_Tasks to complete_:
a – According to the book review below, what is the reviewer's only complaint about The Bounce Back Book?
b – Continue the review of The Bounce Back Book from where it stops.

_Provided text_:
= = =
The Bounce Back Book has 75 chapters, or “tips,” each devoted to one technique to help you…well, bounce back. Each numbered tip has a witty catch-phrase, for example,  “Tip #39: Turn negativity into nuggetivity,” or ” Tip #8: A Rolling Stones fan gathers less moss.”  Following that is a page or two explaining the tip and the research behind it.  Other than this numbering system, the book has no conceptual structure and the tips come in no particular order. It is really just a big list, but it works. My only complaint is that there is no table of contents or index to help find a particular tip once you’ve finished reading the book.

Salmansohn has filled The Bounce Back Book with useable ideas. Nothing in here requires you to stick to a large project (one that for most of us would be doomed to failure). Instead you can take your choice of 75 bite-sized tips that you can easily put into practice today.  Meaning and happiness are made up of a million small acts.  All you have to do is find the one that seems right for you right now.
= = =
_Supplied material_:
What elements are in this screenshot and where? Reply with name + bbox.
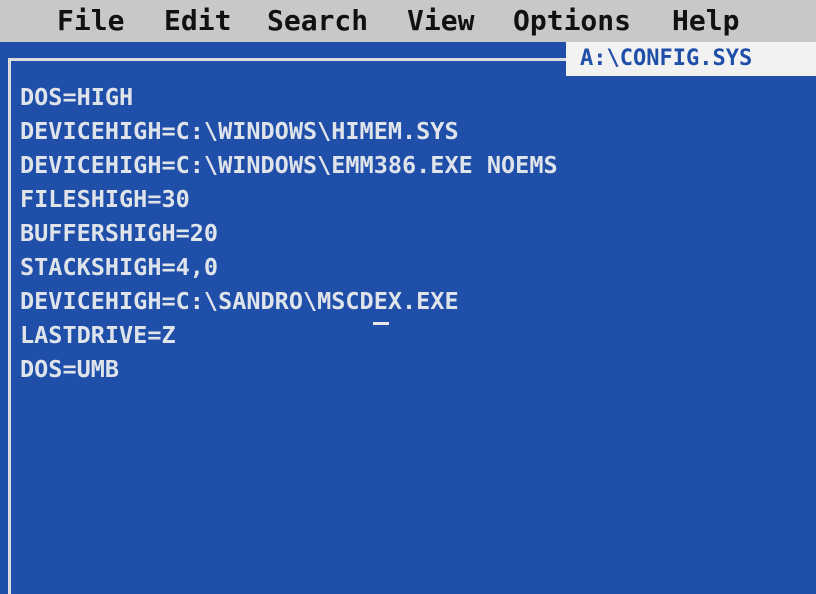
menu-view[interactable]: View (407, 3, 474, 39)
text-cursor (373, 322, 389, 325)
text-area[interactable]: DOS=HIGH DEVICEHIGH=C:\WINDOWS\HIMEM.SYS… (20, 80, 800, 580)
file-title: A:\CONFIG.SYS (566, 42, 816, 76)
menu-edit[interactable]: Edit (164, 3, 231, 39)
menu-options[interactable]: Options (513, 3, 631, 39)
menu-bar: File Edit Search View Options Help (0, 0, 816, 42)
text-line[interactable]: BUFFERSHIGH=20 (20, 216, 218, 250)
text-line[interactable]: DEVICEHIGH=C:\WINDOWS\EMM386.EXE NOEMS (20, 148, 558, 182)
text-line[interactable]: DOS=HIGH (20, 80, 133, 114)
text-line[interactable]: STACKSHIGH=4,0 (20, 250, 218, 284)
text-line[interactable]: DEVICEHIGH=C:\SANDRO\MSCDEX.EXE (20, 284, 459, 318)
text-line[interactable]: DEVICEHIGH=C:\WINDOWS\HIMEM.SYS (20, 114, 459, 148)
editor-frame-top (8, 58, 568, 61)
menu-search[interactable]: Search (267, 3, 368, 39)
editor-frame-left (8, 58, 11, 594)
menu-file[interactable]: File (57, 3, 124, 39)
menu-help[interactable]: Help (672, 3, 739, 39)
text-line[interactable]: FILESHIGH=30 (20, 182, 190, 216)
text-line[interactable]: DOS=UMB (20, 352, 119, 386)
text-line[interactable]: LASTDRIVE=Z (20, 318, 176, 352)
= = =
_Results_:
a – The book has no table of contents or index for finding a particular tip after you've finished reading it.

b –
The Bounce Back Book in covered in red rubber (like a ball – get it?) and has an inconsistent and whimsical style.  The fonts are in bright colors, and the book seems designed by someone from the women’s magazines (it doesn’t really feel like Salmansohn wrote this for men), but none of that gets in the way of its purpose, which is to give us the tips for getting through the hard times with our souls intact.

You know what? It’s pretty good. I would gladly recommend it to someone going through a divorce, job loss, breakup, or worse.  It is a good resource for someone who’s new to this information and doesn’t have time or inclination to search it out on his or her own. Pick it up if you get the chance.

Make a great day.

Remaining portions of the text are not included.